This interface will be added to your system’s available network interfaces and is valid for use with tcpdump, Suricata, etc. N.B. when listing IPs/interfaces with ‘ip addr’ you will see the virtual bridge interface and virtual network listed separately, and the IP/subnet you have assigned will be defined on the bridge interface (named virbr0 or similar). Be careful about your choice of which interface to capture on; there are potential pitfalls for each.
Firstly, the virtual bridge interface. When initially creating this post I encountered an issue with capturing at the virbr0 in which inbound packets for a TCP session had the correct source/destination IPs, but outbound packets showed the destination as being the gateway IP for the virtual network. As a result Suricata, Wireshark, and other tools could not reassemble the sessions correctly. I never identified precisely why this was so; unfortunately this means I cannot provide any specific advice for avoiding or fixing it other than to say it was probably related to the packet-rewriting rules being used to redirect traffic to tor.
I then switched to capturing on the virtual network, vnet0. This solved the problem of the inbound/outbound mismatches, however a capture (or Suricata inspection) on this interface will cease to function when there are no active attached hosts and will not start again unless the capture/IDS process is restarted. Thus if you are running a single VM as I have been and it reboots, your pcap and IDS processes will exit prematurely and will not resume when the VM does.
---------------
Exercise aim. Reproduce the passage on capturing traffic from virtual network interfaces word for word, in full.

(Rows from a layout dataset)
---------------
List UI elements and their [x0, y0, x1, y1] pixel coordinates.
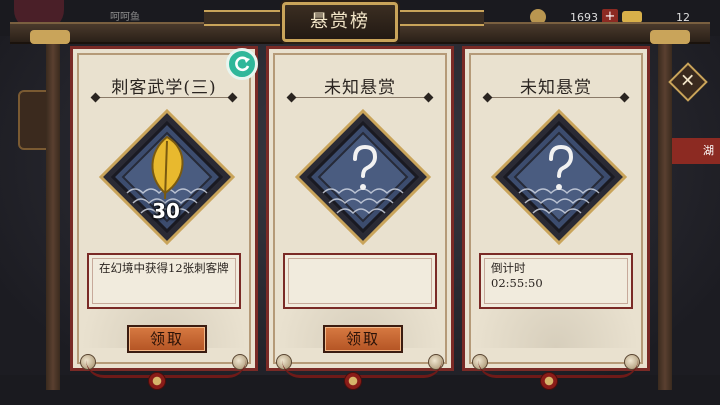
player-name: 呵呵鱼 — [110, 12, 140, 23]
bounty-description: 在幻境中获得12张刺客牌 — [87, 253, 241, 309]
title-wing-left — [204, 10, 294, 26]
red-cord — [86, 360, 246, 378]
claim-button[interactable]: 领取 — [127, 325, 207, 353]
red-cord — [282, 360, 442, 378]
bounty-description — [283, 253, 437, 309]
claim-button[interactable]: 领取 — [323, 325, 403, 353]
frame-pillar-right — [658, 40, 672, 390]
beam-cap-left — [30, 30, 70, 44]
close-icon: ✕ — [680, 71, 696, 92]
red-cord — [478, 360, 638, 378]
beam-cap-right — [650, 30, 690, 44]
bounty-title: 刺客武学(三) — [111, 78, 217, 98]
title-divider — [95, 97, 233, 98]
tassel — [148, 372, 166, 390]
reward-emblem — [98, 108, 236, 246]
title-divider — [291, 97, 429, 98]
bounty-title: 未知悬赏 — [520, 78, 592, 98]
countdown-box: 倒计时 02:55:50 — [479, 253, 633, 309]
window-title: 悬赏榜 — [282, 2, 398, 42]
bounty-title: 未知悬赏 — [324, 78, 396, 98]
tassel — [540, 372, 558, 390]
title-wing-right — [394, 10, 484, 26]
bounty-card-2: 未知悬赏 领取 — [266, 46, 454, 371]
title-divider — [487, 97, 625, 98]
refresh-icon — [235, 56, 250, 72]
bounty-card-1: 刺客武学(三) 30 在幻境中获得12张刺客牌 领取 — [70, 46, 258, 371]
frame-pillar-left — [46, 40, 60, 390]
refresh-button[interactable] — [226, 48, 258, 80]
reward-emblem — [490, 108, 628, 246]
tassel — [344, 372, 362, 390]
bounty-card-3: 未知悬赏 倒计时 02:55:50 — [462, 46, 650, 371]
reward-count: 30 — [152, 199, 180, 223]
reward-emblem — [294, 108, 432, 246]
---------------
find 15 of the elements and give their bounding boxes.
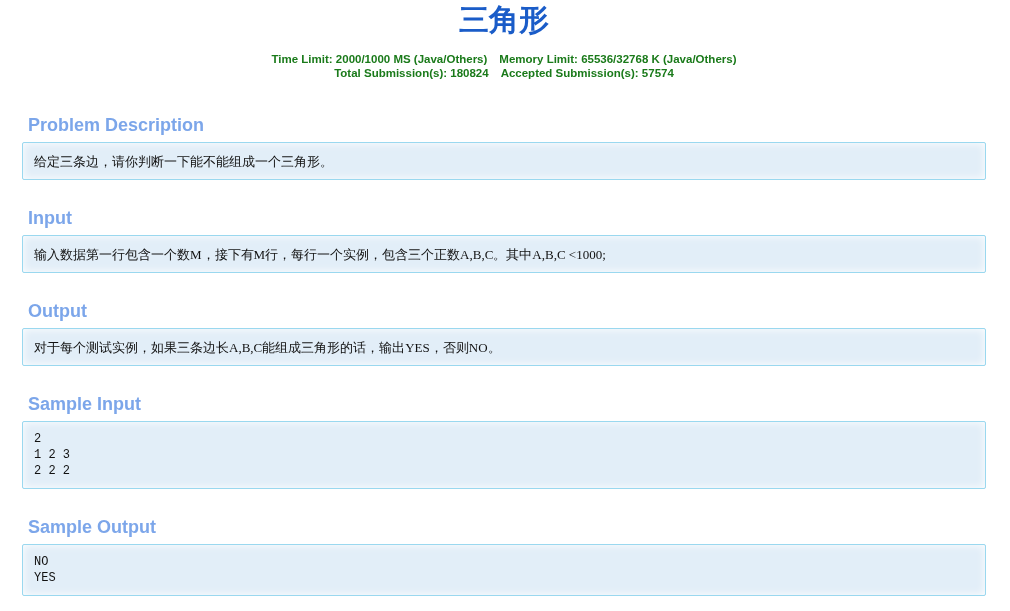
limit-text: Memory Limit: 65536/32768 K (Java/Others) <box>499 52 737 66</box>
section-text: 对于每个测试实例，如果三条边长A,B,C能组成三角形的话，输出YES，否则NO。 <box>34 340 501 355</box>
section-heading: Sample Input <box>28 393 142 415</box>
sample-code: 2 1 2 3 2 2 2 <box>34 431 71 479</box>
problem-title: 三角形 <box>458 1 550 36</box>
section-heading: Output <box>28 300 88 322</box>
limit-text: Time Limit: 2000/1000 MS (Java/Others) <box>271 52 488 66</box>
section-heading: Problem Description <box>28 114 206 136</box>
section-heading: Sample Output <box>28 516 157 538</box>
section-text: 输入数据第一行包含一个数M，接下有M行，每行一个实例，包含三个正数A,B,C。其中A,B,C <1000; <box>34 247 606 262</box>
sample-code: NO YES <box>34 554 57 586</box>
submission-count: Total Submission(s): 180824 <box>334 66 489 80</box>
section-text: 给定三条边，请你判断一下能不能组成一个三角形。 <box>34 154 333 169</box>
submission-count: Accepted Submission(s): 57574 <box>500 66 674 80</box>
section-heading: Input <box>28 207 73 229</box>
---------------
Response to this exercise.
This interface will be added to your system’s available network interfaces and is valid for use with tcpdump, Suricata, etc. N.B. when listing IPs/interfaces with ‘ip addr’ you will see the virtual bridge interface and virtual network listed separately, and the IP/subnet you have assigned will be defined on the bridge interface (named virbr0 or similar). Be careful about your choice of which interface to capture on; there are potential pitfalls for each.
Firstly, the virtual bridge interface. When initially creating this post I encountered an issue with capturing at the virbr0 in which inbound packets for a TCP session had the correct source/destination IPs, but outbound packets showed the destination as being the gateway IP for the virtual network. As a result Suricata, Wireshark, and other tools could not reassemble the sessions correctly. I never identified precisely why this was so; unfortunately this means I cannot provide any specific advice for avoiding or fixing it other than to say it was probably related to the packet-rewriting rules being used to redirect traffic to tor.
I then switched to capturing on the virtual network, vnet0. This solved the problem of the inbound/outbound mismatches, however a capture (or Suricata inspection) on this interface will cease to function when there are no active attached hosts and will not start again unless the capture/IDS process is restarted. Thus if you are running a single VM as I have been and it reboots, your pcap and IDS processes will exit prematurely and will not resume when the VM does.